What the task requires: Transcribe the records that follow in their entirety, omitting any pictures.

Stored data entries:

************

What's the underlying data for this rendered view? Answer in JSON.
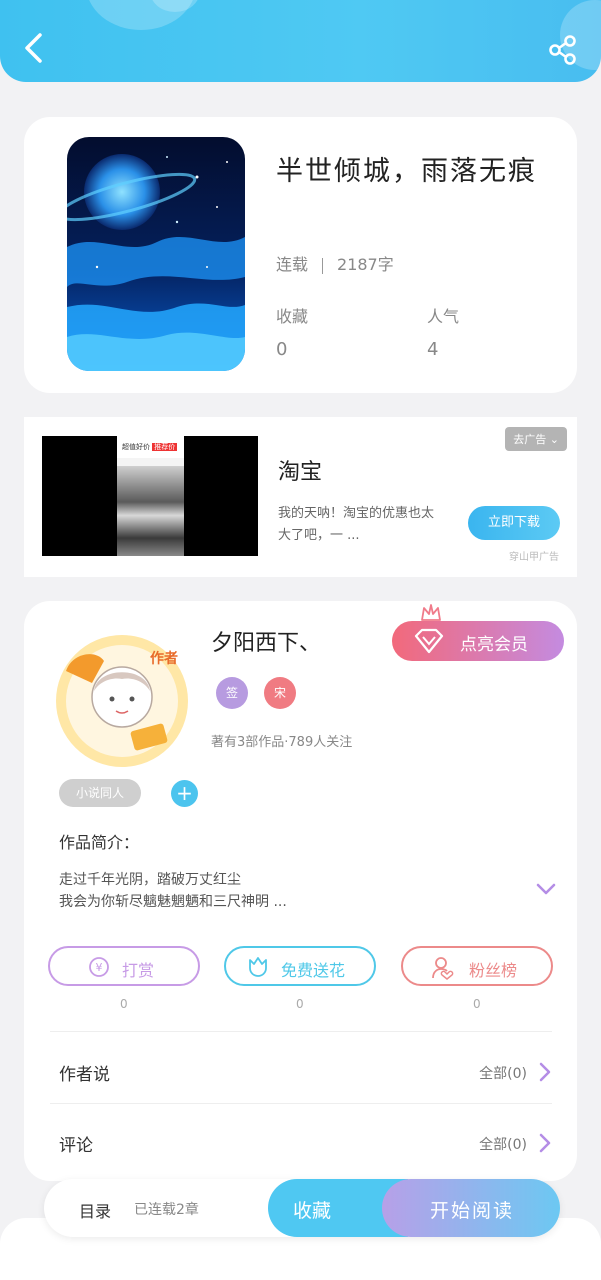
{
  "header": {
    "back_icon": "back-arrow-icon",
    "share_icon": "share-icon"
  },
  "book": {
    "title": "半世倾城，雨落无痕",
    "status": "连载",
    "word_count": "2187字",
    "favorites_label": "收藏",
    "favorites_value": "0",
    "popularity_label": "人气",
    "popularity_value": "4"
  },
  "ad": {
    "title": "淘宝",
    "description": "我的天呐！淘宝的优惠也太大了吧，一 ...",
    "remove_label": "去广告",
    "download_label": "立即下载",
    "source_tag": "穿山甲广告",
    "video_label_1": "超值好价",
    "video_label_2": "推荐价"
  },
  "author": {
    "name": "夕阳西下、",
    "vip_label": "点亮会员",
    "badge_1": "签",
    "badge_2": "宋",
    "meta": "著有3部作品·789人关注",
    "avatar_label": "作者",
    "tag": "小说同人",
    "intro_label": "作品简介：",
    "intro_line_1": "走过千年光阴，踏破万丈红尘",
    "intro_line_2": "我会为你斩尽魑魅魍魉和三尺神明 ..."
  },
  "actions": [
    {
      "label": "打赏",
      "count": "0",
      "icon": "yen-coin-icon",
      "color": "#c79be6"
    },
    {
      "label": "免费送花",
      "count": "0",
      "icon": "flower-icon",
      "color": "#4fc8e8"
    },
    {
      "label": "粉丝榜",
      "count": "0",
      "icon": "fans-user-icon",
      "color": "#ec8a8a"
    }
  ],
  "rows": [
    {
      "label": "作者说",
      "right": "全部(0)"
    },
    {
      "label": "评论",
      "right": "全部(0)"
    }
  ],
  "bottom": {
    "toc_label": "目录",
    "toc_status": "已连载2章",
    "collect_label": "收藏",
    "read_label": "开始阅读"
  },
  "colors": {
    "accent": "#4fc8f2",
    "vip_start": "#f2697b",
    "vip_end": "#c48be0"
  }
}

************

Result of this exercise:
What's the underlying data for this rendered view? Answer in JSON.
{
  "header": {
    "back_icon": "back-arrow-icon",
    "share_icon": "share-icon"
  },
  "book": {
    "title": "半世倾城，雨落无痕",
    "status": "连载",
    "word_count": "2187字",
    "favorites_label": "收藏",
    "favorites_value": "0",
    "popularity_label": "人气",
    "popularity_value": "4"
  },
  "ad": {
    "title": "淘宝",
    "description": "我的天呐！淘宝的优惠也太大了吧，一 ...",
    "remove_label": "去广告",
    "download_label": "立即下载",
    "source_tag": "穿山甲广告",
    "video_label_1": "超值好价",
    "video_label_2": "推荐价"
  },
  "author": {
    "name": "夕阳西下、",
    "vip_label": "点亮会员",
    "badge_1": "签",
    "badge_2": "宋",
    "meta": "著有3部作品·789人关注",
    "avatar_label": "作者",
    "tag": "小说同人",
    "intro_label": "作品简介：",
    "intro_line_1": "走过千年光阴，踏破万丈红尘",
    "intro_line_2": "我会为你斩尽魑魅魍魉和三尺神明 ..."
  },
  "actions": [
    {
      "label": "打赏",
      "count": "0",
      "icon": "yen-coin-icon",
      "color": "#c79be6"
    },
    {
      "label": "免费送花",
      "count": "0",
      "icon": "flower-icon",
      "color": "#4fc8e8"
    },
    {
      "label": "粉丝榜",
      "count": "0",
      "icon": "fans-user-icon",
      "color": "#ec8a8a"
    }
  ],
  "rows": [
    {
      "label": "作者说",
      "right": "全部(0)"
    },
    {
      "label": "评论",
      "right": "全部(0)"
    }
  ],
  "bottom": {
    "toc_label": "目录",
    "toc_status": "已连载2章",
    "collect_label": "收藏",
    "read_label": "开始阅读"
  },
  "colors": {
    "accent": "#4fc8f2",
    "vip_start": "#f2697b",
    "vip_end": "#c48be0"
  }
}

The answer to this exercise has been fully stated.